*Input:*
START
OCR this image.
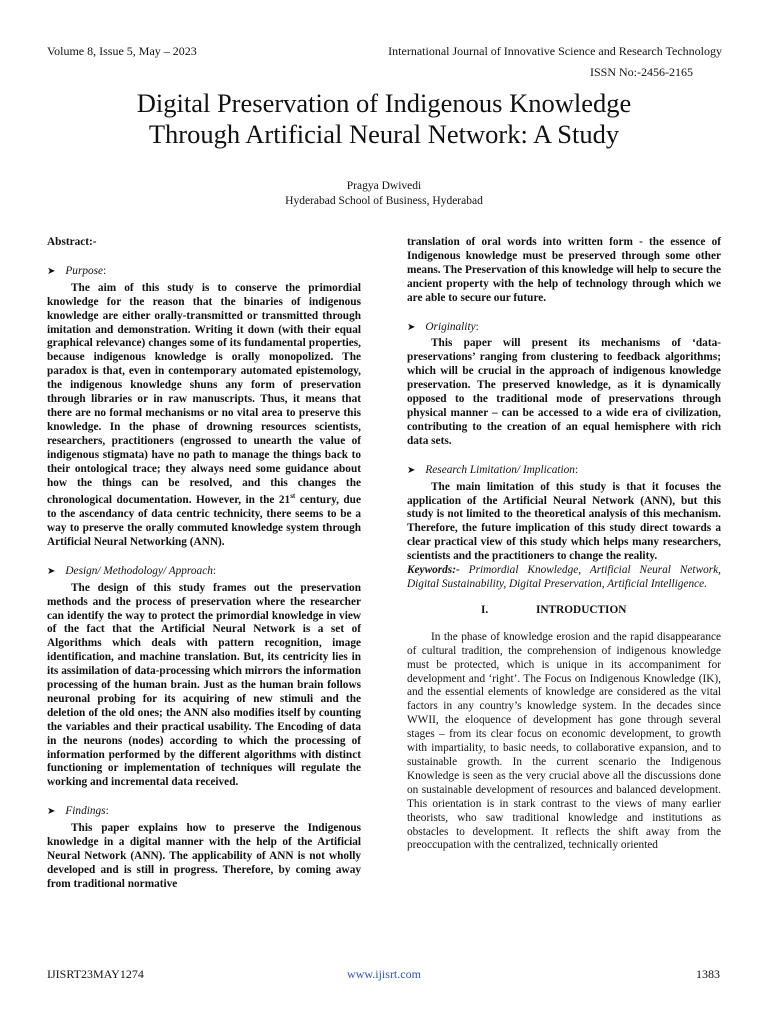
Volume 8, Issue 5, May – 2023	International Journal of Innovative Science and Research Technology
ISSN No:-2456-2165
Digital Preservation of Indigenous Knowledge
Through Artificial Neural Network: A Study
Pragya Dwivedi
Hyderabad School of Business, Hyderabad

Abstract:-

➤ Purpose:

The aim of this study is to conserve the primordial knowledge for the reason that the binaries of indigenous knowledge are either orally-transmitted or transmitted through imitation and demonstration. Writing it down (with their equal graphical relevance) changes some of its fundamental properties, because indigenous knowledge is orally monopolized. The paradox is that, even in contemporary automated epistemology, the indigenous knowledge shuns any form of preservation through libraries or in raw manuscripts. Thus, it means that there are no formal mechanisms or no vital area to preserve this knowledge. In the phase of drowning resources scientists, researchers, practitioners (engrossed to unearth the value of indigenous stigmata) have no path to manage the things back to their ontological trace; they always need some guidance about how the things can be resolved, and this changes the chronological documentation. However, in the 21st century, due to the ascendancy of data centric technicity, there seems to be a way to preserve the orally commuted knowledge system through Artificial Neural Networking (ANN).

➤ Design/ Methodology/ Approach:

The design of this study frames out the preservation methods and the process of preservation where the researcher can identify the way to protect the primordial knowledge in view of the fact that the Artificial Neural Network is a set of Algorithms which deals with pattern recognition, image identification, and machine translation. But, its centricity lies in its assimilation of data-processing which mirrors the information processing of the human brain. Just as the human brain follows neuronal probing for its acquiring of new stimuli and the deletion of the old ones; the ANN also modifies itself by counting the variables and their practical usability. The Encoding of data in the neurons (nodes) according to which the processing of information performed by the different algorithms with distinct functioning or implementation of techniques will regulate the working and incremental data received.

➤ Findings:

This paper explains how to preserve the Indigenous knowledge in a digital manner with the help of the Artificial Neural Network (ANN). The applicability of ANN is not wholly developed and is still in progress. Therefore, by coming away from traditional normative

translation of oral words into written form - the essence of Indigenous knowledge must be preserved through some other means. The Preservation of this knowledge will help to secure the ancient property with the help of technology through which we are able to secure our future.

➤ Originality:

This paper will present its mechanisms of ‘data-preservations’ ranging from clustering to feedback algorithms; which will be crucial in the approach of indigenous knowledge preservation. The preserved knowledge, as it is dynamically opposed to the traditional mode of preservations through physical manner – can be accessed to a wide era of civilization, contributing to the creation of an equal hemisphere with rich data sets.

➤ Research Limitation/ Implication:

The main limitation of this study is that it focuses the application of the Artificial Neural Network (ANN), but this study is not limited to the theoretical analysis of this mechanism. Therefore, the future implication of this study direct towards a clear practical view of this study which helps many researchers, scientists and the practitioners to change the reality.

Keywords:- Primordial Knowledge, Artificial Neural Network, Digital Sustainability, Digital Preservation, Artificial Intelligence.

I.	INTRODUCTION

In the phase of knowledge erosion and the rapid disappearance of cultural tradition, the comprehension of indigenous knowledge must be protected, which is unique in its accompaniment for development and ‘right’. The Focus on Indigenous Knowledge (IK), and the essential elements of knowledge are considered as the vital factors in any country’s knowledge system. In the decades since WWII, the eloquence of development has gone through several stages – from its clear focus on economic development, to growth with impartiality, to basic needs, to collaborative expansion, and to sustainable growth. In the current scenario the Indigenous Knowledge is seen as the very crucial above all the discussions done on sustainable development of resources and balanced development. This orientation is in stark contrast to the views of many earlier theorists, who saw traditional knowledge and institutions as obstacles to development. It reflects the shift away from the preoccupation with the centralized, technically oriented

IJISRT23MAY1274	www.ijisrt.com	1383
END
Each record above should be copied character for character, with pictures dropped.

*Written answer:*
OCR this image.
Volume 8, Issue 5, May – 2023	International Journal of Innovative Science and Research Technology
ISSN No:-2456-2165
Digital Preservation of Indigenous Knowledge
Through Artificial Neural Network: A Study
Pragya Dwivedi
Hyderabad School of Business, Hyderabad

Abstract:-

➤ Purpose:

The aim of this study is to conserve the primordial knowledge for the reason that the binaries of indigenous knowledge are either orally-transmitted or transmitted through imitation and demonstration. Writing it down (with their equal graphical relevance) changes some of its fundamental properties, because indigenous knowledge is orally monopolized. The paradox is that, even in contemporary automated epistemology, the indigenous knowledge shuns any form of preservation through libraries or in raw manuscripts. Thus, it means that there are no formal mechanisms or no vital area to preserve this knowledge. In the phase of drowning resources scientists, researchers, practitioners (engrossed to unearth the value of indigenous stigmata) have no path to manage the things back to their ontological trace; they always need some guidance about how the things can be resolved, and this changes the chronological documentation. However, in the 21st century, due to the ascendancy of data centric technicity, there seems to be a way to preserve the orally commuted knowledge system through Artificial Neural Networking (ANN).

➤ Design/ Methodology/ Approach:

The design of this study frames out the preservation methods and the process of preservation where the researcher can identify the way to protect the primordial knowledge in view of the fact that the Artificial Neural Network is a set of Algorithms which deals with pattern recognition, image identification, and machine translation. But, its centricity lies in its assimilation of data-processing which mirrors the information processing of the human brain. Just as the human brain follows neuronal probing for its acquiring of new stimuli and the deletion of the old ones; the ANN also modifies itself by counting the variables and their practical usability. The Encoding of data in the neurons (nodes) according to which the processing of information performed by the different algorithms with distinct functioning or implementation of techniques will regulate the working and incremental data received.

➤ Findings:

This paper explains how to preserve the Indigenous knowledge in a digital manner with the help of the Artificial Neural Network (ANN). The applicability of ANN is not wholly developed and is still in progress. Therefore, by coming away from traditional normative

translation of oral words into written form - the essence of Indigenous knowledge must be preserved through some other means. The Preservation of this knowledge will help to secure the ancient property with the help of technology through which we are able to secure our future.

➤ Originality:

This paper will present its mechanisms of ‘data-preservations’ ranging from clustering to feedback algorithms; which will be crucial in the approach of indigenous knowledge preservation. The preserved knowledge, as it is dynamically opposed to the traditional mode of preservations through physical manner – can be accessed to a wide era of civilization, contributing to the creation of an equal hemisphere with rich data sets.

➤ Research Limitation/ Implication:

The main limitation of this study is that it focuses the application of the Artificial Neural Network (ANN), but this study is not limited to the theoretical analysis of this mechanism. Therefore, the future implication of this study direct towards a clear practical view of this study which helps many researchers, scientists and the practitioners to change the reality.

Keywords:- Primordial Knowledge, Artificial Neural Network, Digital Sustainability, Digital Preservation, Artificial Intelligence.

I.	INTRODUCTION

In the phase of knowledge erosion and the rapid disappearance of cultural tradition, the comprehension of indigenous knowledge must be protected, which is unique in its accompaniment for development and ‘right’. The Focus on Indigenous Knowledge (IK), and the essential elements of knowledge are considered as the vital factors in any country’s knowledge system. In the decades since WWII, the eloquence of development has gone through several stages – from its clear focus on economic development, to growth with impartiality, to basic needs, to collaborative expansion, and to sustainable growth. In the current scenario the Indigenous Knowledge is seen as the very crucial above all the discussions done on sustainable development of resources and balanced development. This orientation is in stark contrast to the views of many earlier theorists, who saw traditional knowledge and institutions as obstacles to development. It reflects the shift away from the preoccupation with the centralized, technically oriented

IJISRT23MAY1274	www.ijisrt.com	1383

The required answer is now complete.